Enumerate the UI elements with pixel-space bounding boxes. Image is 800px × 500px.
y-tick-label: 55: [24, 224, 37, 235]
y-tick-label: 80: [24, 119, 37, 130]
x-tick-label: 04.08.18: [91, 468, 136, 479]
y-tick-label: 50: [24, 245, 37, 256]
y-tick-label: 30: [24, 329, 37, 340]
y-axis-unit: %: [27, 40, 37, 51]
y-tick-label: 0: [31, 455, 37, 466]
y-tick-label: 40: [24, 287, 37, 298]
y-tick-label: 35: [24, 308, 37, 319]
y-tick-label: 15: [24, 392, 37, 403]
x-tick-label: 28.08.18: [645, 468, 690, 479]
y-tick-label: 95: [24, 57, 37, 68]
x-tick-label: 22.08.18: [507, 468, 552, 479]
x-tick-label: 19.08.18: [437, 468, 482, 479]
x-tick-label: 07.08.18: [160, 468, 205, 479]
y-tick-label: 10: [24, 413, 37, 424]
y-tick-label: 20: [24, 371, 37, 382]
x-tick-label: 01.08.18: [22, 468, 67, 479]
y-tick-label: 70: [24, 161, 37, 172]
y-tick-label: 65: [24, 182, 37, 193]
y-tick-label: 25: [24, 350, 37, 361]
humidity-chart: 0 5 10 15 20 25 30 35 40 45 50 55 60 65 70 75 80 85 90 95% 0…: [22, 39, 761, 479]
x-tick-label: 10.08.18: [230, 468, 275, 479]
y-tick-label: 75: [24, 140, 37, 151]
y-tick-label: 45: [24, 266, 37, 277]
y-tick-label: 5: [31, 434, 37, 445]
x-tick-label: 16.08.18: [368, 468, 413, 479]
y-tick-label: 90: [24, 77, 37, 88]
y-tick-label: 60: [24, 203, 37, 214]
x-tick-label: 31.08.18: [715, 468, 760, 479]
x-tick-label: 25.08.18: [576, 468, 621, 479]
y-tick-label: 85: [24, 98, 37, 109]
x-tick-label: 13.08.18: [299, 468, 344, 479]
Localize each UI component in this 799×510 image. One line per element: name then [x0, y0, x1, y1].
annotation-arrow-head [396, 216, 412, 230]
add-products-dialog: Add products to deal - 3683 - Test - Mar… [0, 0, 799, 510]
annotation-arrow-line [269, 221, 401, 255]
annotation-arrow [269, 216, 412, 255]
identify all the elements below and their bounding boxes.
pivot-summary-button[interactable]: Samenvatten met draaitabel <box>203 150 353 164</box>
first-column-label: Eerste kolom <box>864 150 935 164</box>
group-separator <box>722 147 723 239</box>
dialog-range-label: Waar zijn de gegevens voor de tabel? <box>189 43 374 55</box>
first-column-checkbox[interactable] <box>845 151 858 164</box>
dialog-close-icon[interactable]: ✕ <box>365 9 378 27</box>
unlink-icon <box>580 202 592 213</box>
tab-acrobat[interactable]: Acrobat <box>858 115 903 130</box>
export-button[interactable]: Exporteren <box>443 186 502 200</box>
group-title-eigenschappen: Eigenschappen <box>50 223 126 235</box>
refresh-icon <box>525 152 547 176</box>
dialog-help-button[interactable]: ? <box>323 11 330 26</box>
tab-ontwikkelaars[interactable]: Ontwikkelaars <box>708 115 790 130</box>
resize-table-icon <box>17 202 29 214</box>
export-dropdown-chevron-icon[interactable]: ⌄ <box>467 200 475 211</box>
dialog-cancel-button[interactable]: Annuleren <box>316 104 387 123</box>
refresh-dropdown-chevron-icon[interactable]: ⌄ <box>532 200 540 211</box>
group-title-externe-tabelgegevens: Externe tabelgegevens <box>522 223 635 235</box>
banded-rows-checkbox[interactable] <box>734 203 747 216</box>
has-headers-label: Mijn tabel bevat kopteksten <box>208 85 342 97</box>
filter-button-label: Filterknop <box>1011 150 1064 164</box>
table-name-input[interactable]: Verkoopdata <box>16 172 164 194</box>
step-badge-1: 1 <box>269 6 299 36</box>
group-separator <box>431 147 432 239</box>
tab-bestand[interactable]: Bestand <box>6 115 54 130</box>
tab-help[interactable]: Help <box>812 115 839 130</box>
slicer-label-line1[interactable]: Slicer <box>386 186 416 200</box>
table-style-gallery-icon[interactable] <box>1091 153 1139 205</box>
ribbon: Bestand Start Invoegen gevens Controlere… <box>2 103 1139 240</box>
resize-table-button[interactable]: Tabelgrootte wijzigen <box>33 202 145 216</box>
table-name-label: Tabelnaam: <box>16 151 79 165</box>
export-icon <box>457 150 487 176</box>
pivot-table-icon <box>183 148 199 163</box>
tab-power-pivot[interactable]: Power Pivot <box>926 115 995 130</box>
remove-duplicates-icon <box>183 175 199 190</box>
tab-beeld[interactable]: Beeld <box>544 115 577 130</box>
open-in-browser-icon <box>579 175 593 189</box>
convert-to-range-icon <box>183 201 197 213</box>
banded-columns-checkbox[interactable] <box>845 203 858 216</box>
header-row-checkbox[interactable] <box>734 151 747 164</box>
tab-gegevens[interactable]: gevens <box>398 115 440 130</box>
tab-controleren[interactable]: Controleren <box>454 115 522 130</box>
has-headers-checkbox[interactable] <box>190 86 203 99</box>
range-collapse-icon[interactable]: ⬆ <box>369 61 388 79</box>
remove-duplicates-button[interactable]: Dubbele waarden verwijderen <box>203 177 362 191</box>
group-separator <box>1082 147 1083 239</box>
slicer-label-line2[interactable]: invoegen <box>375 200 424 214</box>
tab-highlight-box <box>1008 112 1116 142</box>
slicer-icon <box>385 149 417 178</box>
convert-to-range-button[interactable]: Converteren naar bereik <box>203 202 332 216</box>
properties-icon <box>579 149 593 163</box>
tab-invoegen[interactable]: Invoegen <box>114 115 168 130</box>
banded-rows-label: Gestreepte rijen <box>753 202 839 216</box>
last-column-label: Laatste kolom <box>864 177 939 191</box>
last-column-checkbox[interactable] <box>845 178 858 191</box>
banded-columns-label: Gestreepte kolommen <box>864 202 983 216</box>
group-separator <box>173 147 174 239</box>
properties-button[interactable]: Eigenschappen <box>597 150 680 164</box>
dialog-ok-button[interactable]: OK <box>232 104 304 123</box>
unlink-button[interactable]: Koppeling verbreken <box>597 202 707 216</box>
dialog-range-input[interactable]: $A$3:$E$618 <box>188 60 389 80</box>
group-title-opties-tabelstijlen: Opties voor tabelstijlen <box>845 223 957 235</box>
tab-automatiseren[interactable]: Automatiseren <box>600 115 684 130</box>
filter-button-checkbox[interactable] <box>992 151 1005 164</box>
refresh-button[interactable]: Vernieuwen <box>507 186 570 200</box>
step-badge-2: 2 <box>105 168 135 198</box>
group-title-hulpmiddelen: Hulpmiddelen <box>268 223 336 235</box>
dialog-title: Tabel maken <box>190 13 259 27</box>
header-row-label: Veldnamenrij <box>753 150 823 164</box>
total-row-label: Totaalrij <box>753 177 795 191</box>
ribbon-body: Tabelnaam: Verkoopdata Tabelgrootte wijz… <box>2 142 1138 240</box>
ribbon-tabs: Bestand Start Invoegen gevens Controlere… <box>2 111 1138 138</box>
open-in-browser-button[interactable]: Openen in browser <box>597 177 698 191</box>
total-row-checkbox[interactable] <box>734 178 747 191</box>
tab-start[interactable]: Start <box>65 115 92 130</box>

+++++

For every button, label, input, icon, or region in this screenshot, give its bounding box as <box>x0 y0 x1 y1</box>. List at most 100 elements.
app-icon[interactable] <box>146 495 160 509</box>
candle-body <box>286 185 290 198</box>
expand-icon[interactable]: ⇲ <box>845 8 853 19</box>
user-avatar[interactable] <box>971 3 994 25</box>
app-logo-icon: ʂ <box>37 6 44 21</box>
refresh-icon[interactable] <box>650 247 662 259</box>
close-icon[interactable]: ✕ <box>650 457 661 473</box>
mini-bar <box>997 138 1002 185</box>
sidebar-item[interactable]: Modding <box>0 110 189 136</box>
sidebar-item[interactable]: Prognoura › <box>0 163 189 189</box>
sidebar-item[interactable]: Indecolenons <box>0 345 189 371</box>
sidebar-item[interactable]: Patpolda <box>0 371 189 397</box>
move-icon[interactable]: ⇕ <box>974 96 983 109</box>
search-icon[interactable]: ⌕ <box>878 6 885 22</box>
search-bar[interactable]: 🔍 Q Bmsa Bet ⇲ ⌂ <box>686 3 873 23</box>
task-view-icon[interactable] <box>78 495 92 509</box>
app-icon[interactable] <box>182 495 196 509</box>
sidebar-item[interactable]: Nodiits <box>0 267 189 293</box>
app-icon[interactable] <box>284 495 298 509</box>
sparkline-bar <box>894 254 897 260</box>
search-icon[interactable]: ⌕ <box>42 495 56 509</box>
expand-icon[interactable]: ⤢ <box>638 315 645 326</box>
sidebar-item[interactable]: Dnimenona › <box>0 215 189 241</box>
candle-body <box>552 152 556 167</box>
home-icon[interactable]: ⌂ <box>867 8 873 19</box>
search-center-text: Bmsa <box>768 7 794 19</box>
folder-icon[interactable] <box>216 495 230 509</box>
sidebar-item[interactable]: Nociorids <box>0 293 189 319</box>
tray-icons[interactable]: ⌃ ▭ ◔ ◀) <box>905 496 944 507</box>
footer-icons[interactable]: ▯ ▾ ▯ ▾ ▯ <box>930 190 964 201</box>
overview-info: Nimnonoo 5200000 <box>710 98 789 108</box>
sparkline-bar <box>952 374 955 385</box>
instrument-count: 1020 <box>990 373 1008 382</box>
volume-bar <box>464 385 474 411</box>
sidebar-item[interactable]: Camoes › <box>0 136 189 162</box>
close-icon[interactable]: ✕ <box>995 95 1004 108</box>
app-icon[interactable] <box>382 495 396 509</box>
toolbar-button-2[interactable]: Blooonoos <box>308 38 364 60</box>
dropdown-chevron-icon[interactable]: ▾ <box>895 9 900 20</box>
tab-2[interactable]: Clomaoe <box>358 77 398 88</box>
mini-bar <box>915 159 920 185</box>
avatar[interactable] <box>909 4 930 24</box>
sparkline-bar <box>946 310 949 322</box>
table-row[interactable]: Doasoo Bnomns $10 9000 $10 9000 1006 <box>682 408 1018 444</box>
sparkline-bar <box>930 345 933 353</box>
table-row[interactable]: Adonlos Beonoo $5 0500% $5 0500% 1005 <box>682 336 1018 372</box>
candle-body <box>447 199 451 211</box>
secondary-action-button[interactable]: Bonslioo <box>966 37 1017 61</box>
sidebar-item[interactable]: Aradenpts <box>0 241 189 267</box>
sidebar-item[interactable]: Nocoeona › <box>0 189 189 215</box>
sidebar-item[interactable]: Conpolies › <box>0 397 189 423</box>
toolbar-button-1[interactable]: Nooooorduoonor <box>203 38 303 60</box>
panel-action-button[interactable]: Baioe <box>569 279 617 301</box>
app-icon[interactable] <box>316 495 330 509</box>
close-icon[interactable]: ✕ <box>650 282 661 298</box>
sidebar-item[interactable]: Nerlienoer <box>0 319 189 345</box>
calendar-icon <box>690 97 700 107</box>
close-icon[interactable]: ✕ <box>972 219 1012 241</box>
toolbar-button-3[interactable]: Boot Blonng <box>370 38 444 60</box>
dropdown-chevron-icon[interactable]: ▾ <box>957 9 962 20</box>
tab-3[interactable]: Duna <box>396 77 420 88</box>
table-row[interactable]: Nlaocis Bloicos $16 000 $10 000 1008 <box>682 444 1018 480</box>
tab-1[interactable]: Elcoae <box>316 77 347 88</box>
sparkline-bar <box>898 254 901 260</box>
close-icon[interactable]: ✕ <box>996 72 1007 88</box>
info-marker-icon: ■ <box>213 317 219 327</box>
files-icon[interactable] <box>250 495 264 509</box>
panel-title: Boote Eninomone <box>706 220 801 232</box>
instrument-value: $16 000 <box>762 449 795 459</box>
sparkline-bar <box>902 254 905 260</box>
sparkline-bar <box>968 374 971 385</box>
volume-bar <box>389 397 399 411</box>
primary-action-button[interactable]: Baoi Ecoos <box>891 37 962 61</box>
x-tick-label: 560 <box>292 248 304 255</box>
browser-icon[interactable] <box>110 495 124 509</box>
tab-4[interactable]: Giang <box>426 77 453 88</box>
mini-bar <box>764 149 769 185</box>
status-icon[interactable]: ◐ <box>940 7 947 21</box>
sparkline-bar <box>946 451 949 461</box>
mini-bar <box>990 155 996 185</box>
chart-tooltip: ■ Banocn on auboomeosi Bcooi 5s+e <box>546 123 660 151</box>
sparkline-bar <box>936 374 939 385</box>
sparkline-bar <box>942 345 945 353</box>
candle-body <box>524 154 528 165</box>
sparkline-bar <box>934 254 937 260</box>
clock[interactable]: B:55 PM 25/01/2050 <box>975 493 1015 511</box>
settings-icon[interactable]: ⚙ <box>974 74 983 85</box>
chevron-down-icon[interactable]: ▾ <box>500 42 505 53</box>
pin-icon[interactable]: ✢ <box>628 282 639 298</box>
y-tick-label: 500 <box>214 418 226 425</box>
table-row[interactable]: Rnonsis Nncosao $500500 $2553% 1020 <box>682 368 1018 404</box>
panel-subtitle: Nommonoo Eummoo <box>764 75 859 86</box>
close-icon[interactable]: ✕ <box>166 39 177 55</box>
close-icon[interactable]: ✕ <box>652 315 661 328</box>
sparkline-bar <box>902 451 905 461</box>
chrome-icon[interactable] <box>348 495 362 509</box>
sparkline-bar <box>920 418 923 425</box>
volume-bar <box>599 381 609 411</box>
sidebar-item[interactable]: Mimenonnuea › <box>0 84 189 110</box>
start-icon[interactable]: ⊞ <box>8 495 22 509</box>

+++++

▶ _WRITTEN PROBLEM_
Write out the part of the listing that opens with the line containing "Enumerate the UI" and closes with the line containing "first-column-checkbox[interactable] <box>845 151", including both of those lines and keeping every line unchanged.

▶ _RESULT OF THIS EXERCISE_
Enumerate the UI elements with pixel-space bounding boxes. Image is 800px × 500px.
y-tick-label: 55: [24, 224, 37, 235]
y-tick-label: 80: [24, 119, 37, 130]
x-tick-label: 04.08.18: [91, 468, 136, 479]
y-tick-label: 50: [24, 245, 37, 256]
y-tick-label: 30: [24, 329, 37, 340]
y-axis-unit: %: [27, 40, 37, 51]
y-tick-label: 0: [31, 455, 37, 466]
y-tick-label: 40: [24, 287, 37, 298]
y-tick-label: 35: [24, 308, 37, 319]
y-tick-label: 15: [24, 392, 37, 403]
x-tick-label: 28.08.18: [645, 468, 690, 479]
y-tick-label: 95: [24, 57, 37, 68]
x-tick-label: 22.08.18: [507, 468, 552, 479]
x-tick-label: 19.08.18: [437, 468, 482, 479]
x-tick-label: 07.08.18: [160, 468, 205, 479]
y-tick-label: 10: [24, 413, 37, 424]
y-tick-label: 20: [24, 371, 37, 382]
x-tick-label: 01.08.18: [22, 468, 67, 479]
y-tick-label: 70: [24, 161, 37, 172]
y-tick-label: 65: [24, 182, 37, 193]
y-tick-label: 25: [24, 350, 37, 361]
humidity-chart: 0 5 10 15 20 25 30 35 40 45 50 55 60 65 70 75 80 85 90 95% 0…: [22, 39, 761, 479]
x-tick-label: 10.08.18: [230, 468, 275, 479]
y-tick-label: 75: [24, 140, 37, 151]
y-tick-label: 45: [24, 266, 37, 277]
y-tick-label: 5: [31, 434, 37, 445]
x-tick-label: 16.08.18: [368, 468, 413, 479]
y-tick-label: 90: [24, 77, 37, 88]
y-tick-label: 60: [24, 203, 37, 214]
x-tick-label: 31.08.18: [715, 468, 760, 479]
x-tick-label: 25.08.18: [576, 468, 621, 479]
y-tick-label: 85: [24, 98, 37, 109]
x-tick-label: 13.08.18: [299, 468, 344, 479]
Localize each UI component in this 799×510 image. One line per element: name then [x0, y0, x1, y1].
annotation-arrow-head [396, 216, 412, 230]
add-products-dialog: Add products to deal - 3683 - Test - Mar… [0, 0, 799, 510]
annotation-arrow-line [269, 221, 401, 255]
annotation-arrow [269, 216, 412, 255]
identify all the elements below and their bounding boxes.
pivot-summary-button[interactable]: Samenvatten met draaitabel <box>203 150 353 164</box>
first-column-label: Eerste kolom <box>864 150 935 164</box>
group-separator <box>722 147 723 239</box>
dialog-range-label: Waar zijn de gegevens voor de tabel? <box>189 43 374 55</box>
first-column-checkbox[interactable] <box>845 151 858 164</box>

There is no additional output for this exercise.